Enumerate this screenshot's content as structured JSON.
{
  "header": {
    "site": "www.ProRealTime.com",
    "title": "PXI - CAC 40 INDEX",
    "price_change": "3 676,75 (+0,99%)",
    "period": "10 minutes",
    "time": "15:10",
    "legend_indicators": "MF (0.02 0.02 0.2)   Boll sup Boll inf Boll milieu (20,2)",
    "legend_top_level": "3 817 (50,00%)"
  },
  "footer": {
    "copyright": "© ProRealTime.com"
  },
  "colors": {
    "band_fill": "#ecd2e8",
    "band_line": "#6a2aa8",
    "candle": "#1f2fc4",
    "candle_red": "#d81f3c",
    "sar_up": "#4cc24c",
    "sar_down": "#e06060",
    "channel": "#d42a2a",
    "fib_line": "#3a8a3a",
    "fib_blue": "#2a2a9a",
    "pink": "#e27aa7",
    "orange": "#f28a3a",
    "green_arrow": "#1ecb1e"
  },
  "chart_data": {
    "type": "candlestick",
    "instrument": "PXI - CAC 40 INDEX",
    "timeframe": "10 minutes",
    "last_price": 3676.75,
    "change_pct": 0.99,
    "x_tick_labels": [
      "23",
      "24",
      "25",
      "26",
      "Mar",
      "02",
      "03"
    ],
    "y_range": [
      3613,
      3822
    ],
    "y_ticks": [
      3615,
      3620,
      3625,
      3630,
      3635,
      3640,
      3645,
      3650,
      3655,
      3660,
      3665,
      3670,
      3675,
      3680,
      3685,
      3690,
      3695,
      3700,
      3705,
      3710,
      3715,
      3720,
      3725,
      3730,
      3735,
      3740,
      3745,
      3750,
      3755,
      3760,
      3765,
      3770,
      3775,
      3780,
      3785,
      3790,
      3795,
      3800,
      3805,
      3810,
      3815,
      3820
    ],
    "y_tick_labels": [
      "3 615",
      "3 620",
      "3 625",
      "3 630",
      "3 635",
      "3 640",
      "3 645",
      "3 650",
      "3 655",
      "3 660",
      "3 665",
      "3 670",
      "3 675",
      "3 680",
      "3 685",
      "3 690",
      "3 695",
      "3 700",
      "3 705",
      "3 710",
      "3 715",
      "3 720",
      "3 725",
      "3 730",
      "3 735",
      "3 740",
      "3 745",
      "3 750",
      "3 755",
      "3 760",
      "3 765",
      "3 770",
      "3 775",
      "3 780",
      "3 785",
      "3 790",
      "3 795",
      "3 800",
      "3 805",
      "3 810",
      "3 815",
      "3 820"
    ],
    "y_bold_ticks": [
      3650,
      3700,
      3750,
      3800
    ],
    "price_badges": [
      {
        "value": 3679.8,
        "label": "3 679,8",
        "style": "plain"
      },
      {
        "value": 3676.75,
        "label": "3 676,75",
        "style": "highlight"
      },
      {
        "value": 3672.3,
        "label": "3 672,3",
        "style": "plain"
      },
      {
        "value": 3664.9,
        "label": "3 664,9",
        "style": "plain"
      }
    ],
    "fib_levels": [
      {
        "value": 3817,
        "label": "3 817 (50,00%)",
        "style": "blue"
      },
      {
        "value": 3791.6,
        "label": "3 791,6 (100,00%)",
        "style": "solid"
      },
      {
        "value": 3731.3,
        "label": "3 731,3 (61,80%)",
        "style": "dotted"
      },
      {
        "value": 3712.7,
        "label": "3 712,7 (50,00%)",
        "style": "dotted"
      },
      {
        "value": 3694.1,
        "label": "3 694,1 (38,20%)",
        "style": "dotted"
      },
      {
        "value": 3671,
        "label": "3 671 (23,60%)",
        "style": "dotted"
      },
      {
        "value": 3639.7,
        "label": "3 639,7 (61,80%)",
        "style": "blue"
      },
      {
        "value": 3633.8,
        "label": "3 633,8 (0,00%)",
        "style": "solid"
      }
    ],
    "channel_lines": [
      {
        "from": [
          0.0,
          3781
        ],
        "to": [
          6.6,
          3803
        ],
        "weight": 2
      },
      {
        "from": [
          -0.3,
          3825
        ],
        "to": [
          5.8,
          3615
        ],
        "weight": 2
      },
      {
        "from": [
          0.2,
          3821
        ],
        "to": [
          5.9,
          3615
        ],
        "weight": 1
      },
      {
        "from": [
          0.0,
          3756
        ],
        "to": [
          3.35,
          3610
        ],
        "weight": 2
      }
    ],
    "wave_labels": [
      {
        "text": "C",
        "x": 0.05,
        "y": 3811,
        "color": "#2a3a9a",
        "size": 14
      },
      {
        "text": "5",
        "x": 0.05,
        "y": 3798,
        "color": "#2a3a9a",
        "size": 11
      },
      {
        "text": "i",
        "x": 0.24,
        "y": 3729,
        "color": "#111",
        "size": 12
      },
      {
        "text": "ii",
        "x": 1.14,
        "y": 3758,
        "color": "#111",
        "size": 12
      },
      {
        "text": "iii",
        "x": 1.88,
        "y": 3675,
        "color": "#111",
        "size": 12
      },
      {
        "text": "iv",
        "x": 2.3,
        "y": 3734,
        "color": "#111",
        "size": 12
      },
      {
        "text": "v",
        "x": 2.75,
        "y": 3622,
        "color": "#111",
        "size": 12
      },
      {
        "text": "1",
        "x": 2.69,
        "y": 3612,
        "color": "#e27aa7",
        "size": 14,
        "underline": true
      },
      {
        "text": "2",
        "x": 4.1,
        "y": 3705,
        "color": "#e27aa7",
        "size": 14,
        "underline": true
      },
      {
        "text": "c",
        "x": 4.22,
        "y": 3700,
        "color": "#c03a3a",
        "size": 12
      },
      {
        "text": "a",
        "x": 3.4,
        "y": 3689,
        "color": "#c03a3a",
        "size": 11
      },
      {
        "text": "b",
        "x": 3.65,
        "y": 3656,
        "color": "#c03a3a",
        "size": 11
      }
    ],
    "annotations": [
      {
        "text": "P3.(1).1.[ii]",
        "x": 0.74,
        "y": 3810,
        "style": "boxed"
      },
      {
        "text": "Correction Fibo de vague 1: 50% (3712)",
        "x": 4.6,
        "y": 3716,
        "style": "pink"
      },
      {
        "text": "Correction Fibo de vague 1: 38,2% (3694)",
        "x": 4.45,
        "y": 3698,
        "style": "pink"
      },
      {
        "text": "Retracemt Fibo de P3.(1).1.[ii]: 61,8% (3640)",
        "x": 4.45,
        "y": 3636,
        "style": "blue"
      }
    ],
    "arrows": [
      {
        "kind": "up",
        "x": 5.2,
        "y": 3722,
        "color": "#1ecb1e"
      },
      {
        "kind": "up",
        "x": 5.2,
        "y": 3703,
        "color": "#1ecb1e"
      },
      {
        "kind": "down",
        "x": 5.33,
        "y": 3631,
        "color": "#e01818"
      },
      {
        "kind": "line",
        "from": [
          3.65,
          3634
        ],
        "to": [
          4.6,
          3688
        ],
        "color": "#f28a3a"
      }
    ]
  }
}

▶ **Short exercise**
Keep only those lines of the records that hold "value", and return them.

▶ **Task answer**
        "value": 3679.8,
        "value": 3676.75,
        "value": 3672.3,
        "value": 3664.9,
        "value": 3817,
        "value": 3791.6,
        "value": 3731.3,
        "value": 3712.7,
        "value": 3694.1,
        "value": 3671,
        "value": 3639.7,
        "value": 3633.8,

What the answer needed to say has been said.